* Work required
List every line of the records that contains the string "Baro".
-=-=-=-=-
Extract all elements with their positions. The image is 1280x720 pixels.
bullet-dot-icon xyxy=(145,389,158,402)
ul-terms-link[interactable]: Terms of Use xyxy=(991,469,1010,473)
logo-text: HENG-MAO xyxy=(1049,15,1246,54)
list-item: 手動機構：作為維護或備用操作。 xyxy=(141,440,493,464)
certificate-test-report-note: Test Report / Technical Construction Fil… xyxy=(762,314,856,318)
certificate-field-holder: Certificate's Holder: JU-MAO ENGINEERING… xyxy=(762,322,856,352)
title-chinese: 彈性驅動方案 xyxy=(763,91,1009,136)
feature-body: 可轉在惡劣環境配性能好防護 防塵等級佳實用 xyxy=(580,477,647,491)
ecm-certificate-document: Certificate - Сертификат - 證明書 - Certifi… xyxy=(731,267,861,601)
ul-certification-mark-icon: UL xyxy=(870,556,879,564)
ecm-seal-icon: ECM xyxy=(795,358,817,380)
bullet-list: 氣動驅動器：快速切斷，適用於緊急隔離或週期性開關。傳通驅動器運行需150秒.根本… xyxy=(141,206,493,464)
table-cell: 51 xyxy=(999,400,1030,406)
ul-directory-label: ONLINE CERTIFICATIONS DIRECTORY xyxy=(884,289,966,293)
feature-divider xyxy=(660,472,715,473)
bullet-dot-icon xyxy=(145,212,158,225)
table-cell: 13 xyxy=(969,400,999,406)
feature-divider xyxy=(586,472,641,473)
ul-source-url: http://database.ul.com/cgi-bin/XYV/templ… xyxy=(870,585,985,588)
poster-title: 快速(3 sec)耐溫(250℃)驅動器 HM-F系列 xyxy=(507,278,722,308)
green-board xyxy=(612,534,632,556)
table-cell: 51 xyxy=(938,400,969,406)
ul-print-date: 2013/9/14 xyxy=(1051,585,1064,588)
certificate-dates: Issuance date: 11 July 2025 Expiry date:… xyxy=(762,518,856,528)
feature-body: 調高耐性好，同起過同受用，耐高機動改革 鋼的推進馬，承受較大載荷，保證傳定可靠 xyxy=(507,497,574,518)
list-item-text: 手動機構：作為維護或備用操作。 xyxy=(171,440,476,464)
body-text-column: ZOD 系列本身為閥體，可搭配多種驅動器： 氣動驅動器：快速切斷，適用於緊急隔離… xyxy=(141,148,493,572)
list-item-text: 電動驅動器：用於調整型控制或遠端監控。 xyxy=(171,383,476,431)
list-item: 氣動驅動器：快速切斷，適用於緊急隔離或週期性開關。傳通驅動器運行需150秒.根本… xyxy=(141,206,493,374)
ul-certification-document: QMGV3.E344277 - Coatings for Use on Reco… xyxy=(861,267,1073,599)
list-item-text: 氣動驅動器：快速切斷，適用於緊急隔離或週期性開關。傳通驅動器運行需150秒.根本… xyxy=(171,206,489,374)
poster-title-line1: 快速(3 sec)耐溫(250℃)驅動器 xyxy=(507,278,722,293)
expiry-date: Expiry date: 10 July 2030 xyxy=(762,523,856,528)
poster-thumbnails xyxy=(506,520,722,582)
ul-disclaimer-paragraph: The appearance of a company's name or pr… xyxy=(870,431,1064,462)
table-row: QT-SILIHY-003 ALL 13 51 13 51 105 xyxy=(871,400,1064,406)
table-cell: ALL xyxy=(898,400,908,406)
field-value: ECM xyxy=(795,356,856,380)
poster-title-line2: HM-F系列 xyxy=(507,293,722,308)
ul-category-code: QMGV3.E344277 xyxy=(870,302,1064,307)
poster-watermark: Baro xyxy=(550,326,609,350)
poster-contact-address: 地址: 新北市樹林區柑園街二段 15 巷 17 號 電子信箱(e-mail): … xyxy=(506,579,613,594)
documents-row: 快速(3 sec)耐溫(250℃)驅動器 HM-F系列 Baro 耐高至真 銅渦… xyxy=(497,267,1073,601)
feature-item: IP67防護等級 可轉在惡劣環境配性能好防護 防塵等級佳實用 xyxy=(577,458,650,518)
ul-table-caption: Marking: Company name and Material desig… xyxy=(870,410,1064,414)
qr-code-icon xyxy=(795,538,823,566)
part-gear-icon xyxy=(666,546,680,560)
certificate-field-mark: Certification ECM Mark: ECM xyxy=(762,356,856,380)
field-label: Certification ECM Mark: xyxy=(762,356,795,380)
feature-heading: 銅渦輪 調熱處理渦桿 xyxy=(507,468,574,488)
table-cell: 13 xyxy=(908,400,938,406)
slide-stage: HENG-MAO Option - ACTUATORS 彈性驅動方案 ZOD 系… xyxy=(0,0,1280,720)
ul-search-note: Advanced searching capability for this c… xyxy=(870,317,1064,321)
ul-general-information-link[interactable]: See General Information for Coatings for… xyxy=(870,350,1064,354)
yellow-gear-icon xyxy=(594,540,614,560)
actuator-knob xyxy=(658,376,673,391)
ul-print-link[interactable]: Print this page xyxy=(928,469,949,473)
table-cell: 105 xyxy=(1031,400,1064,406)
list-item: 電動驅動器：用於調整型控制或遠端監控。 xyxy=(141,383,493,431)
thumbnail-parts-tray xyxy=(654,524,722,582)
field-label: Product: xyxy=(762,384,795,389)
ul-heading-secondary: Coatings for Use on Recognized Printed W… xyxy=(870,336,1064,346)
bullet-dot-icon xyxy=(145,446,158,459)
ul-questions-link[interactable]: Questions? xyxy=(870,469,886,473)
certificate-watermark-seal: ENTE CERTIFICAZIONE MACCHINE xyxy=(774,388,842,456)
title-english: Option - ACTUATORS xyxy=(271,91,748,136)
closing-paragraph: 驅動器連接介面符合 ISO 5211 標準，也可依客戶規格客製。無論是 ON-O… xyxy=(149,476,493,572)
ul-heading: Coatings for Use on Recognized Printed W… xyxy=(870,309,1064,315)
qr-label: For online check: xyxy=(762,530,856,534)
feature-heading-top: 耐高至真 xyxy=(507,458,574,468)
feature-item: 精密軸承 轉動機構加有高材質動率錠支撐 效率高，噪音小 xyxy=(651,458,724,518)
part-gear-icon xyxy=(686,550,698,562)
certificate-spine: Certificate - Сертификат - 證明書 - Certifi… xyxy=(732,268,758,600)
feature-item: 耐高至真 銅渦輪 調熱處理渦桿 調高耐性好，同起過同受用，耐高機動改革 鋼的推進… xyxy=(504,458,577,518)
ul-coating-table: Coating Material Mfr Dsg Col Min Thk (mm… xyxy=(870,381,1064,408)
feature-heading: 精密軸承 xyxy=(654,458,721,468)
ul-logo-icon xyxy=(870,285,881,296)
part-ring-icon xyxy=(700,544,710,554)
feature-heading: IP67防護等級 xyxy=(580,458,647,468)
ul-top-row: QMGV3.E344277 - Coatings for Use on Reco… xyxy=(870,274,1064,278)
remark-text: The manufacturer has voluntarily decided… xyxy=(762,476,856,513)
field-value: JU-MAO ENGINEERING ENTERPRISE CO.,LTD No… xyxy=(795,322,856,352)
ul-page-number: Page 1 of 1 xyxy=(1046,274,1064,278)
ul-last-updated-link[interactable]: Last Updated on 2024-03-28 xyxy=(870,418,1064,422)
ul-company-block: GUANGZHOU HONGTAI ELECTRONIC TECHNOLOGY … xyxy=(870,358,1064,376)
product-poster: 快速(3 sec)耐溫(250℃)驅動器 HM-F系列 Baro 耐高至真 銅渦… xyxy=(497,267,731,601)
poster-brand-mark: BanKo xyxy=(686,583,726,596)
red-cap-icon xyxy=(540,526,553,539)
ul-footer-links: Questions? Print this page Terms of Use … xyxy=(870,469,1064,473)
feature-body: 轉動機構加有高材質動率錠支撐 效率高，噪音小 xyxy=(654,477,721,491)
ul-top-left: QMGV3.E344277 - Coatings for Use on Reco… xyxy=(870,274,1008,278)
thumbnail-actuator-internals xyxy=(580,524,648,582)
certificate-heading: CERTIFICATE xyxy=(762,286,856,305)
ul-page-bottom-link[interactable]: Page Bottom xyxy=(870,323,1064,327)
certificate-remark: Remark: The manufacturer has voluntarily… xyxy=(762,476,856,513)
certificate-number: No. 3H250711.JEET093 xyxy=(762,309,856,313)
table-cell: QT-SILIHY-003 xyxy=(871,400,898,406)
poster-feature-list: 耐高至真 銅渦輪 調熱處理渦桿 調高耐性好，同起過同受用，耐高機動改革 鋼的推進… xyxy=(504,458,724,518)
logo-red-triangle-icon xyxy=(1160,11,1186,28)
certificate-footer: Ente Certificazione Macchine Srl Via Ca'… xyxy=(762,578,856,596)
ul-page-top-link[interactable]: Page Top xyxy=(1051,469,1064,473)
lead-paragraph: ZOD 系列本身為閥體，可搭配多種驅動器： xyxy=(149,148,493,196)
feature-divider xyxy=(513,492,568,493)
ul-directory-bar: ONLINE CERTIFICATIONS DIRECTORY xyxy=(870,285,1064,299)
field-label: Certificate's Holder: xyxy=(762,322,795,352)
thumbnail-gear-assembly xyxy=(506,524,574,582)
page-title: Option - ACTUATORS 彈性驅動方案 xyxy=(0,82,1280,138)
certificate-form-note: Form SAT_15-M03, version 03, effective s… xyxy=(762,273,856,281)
-=-=-=-=-
* Worked answer
poster-watermark: Baro xyxy=(550,326,609,350)
documents-row: 快速(3 sec)耐溫(250℃)驅動器 HM-F系列 Baro 耐高至真 銅渦… xyxy=(497,267,1073,601)
product-poster: 快速(3 sec)耐溫(250℃)驅動器 HM-F系列 Baro 耐高至真 銅渦… xyxy=(497,267,731,601)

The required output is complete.